» **Input data**

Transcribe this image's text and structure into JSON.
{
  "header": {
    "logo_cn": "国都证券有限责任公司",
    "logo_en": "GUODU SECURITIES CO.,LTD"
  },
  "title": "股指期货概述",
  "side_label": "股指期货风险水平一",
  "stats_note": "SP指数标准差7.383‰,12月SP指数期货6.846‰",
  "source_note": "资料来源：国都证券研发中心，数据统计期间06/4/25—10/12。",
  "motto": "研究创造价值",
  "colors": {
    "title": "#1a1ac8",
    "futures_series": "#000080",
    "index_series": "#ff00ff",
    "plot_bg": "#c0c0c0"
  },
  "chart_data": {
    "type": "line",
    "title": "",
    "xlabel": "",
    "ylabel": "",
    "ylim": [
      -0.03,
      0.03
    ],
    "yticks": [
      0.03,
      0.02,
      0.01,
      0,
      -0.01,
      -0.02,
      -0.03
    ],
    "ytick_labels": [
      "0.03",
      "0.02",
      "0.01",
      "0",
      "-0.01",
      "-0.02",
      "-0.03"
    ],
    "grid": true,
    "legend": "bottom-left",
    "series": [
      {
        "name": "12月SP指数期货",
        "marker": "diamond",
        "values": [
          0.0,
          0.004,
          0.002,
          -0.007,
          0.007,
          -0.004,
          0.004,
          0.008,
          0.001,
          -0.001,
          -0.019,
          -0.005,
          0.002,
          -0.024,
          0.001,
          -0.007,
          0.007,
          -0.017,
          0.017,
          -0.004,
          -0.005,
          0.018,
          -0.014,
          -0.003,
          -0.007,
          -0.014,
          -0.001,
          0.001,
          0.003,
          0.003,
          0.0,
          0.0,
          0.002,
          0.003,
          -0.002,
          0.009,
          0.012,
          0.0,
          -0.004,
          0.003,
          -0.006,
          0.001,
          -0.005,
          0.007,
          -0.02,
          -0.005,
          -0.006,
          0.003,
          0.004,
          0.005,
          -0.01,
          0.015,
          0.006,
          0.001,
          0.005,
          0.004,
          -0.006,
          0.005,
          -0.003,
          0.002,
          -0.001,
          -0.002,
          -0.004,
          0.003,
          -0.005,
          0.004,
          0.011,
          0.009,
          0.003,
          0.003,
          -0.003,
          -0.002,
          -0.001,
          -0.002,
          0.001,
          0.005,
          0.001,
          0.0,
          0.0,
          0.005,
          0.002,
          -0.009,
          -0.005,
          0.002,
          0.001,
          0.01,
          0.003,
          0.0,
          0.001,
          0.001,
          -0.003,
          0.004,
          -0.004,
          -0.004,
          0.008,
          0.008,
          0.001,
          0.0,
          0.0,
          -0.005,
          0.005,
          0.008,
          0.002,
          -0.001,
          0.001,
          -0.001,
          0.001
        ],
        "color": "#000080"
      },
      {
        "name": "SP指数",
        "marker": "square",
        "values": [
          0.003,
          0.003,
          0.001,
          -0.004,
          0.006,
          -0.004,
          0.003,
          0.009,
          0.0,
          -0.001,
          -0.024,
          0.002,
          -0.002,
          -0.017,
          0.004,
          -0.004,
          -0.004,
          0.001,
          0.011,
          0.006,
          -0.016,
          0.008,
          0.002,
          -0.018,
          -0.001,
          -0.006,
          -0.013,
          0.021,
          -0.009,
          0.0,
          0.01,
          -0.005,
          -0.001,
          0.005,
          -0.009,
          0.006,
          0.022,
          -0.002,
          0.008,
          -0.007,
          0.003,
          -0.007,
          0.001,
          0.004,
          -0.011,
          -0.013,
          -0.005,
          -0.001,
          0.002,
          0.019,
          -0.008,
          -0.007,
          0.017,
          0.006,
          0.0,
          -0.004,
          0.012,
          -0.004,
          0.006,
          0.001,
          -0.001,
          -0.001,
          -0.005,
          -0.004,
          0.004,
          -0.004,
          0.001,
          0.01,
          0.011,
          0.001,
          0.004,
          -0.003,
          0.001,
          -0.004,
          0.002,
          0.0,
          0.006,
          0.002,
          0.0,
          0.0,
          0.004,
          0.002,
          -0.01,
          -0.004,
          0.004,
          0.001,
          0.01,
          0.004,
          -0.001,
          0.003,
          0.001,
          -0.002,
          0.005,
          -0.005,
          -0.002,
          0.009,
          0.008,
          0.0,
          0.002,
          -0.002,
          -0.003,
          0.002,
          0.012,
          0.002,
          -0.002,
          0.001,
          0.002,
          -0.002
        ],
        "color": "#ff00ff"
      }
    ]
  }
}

» **Problem statement**
Return the lines above exactly, keeping every word.

» **Completed task**
Transcribe this image's text and structure into JSON.
{
  "header": {
    "logo_cn": "国都证券有限责任公司",
    "logo_en": "GUODU SECURITIES CO.,LTD"
  },
  "title": "股指期货概述",
  "side_label": "股指期货风险水平一",
  "stats_note": "SP指数标准差7.383‰,12月SP指数期货6.846‰",
  "source_note": "资料来源：国都证券研发中心，数据统计期间06/4/25—10/12。",
  "motto": "研究创造价值",
  "colors": {
    "title": "#1a1ac8",
    "futures_series": "#000080",
    "index_series": "#ff00ff",
    "plot_bg": "#c0c0c0"
  },
  "chart_data": {
    "type": "line",
    "title": "",
    "xlabel": "",
    "ylabel": "",
    "ylim": [
      -0.03,
      0.03
    ],
    "yticks": [
      0.03,
      0.02,
      0.01,
      0,
      -0.01,
      -0.02,
      -0.03
    ],
    "ytick_labels": [
      "0.03",
      "0.02",
      "0.01",
      "0",
      "-0.01",
      "-0.02",
      "-0.03"
    ],
    "grid": true,
    "legend": "bottom-left",
    "series": [
      {
        "name": "12月SP指数期货",
        "marker": "diamond",
        "values": [
          0.0,
          0.004,
          0.002,
          -0.007,
          0.007,
          -0.004,
          0.004,
          0.008,
          0.001,
          -0.001,
          -0.019,
          -0.005,
          0.002,
          -0.024,
          0.001,
          -0.007,
          0.007,
          -0.017,
          0.017,
          -0.004,
          -0.005,
          0.018,
          -0.014,
          -0.003,
          -0.007,
          -0.014,
          -0.001,
          0.001,
          0.003,
          0.003,
          0.0,
          0.0,
          0.002,
          0.003,
          -0.002,
          0.009,
          0.012,
          0.0,
          -0.004,
          0.003,
          -0.006,
          0.001,
          -0.005,
          0.007,
          -0.02,
          -0.005,
          -0.006,
          0.003,
          0.004,
          0.005,
          -0.01,
          0.015,
          0.006,
          0.001,
          0.005,
          0.004,
          -0.006,
          0.005,
          -0.003,
          0.002,
          -0.001,
          -0.002,
          -0.004,
          0.003,
          -0.005,
          0.004,
          0.011,
          0.009,
          0.003,
          0.003,
          -0.003,
          -0.002,
          -0.001,
          -0.002,
          0.001,
          0.005,
          0.001,
          0.0,
          0.0,
          0.005,
          0.002,
          -0.009,
          -0.005,
          0.002,
          0.001,
          0.01,
          0.003,
          0.0,
          0.001,
          0.001,
          -0.003,
          0.004,
          -0.004,
          -0.004,
          0.008,
          0.008,
          0.001,
          0.0,
          0.0,
          -0.005,
          0.005,
          0.008,
          0.002,
          -0.001,
          0.001,
          -0.001,
          0.001
        ],
        "color": "#000080"
      },
      {
        "name": "SP指数",
        "marker": "square",
        "values": [
          0.003,
          0.003,
          0.001,
          -0.004,
          0.006,
          -0.004,
          0.003,
          0.009,
          0.0,
          -0.001,
          -0.024,
          0.002,
          -0.002,
          -0.017,
          0.004,
          -0.004,
          -0.004,
          0.001,
          0.011,
          0.006,
          -0.016,
          0.008,
          0.002,
          -0.018,
          -0.001,
          -0.006,
          -0.013,
          0.021,
          -0.009,
          0.0,
          0.01,
          -0.005,
          -0.001,
          0.005,
          -0.009,
          0.006,
          0.022,
          -0.002,
          0.008,
          -0.007,
          0.003,
          -0.007,
          0.001,
          0.004,
          -0.011,
          -0.013,
          -0.005,
          -0.001,
          0.002,
          0.019,
          -0.008,
          -0.007,
          0.017,
          0.006,
          0.0,
          -0.004,
          0.012,
          -0.004,
          0.006,
          0.001,
          -0.001,
          -0.001,
          -0.005,
          -0.004,
          0.004,
          -0.004,
          0.001,
          0.01,
          0.011,
          0.001,
          0.004,
          -0.003,
          0.001,
          -0.004,
          0.002,
          0.0,
          0.006,
          0.002,
          0.0,
          0.0,
          0.004,
          0.002,
          -0.01,
          -0.004,
          0.004,
          0.001,
          0.01,
          0.004,
          -0.001,
          0.003,
          0.001,
          -0.002,
          0.005,
          -0.005,
          -0.002,
          0.009,
          0.008,
          0.0,
          0.002,
          -0.002,
          -0.003,
          0.002,
          0.012,
          0.002,
          -0.002,
          0.001,
          0.002,
          -0.002
        ],
        "color": "#ff00ff"
      }
    ]
  }
}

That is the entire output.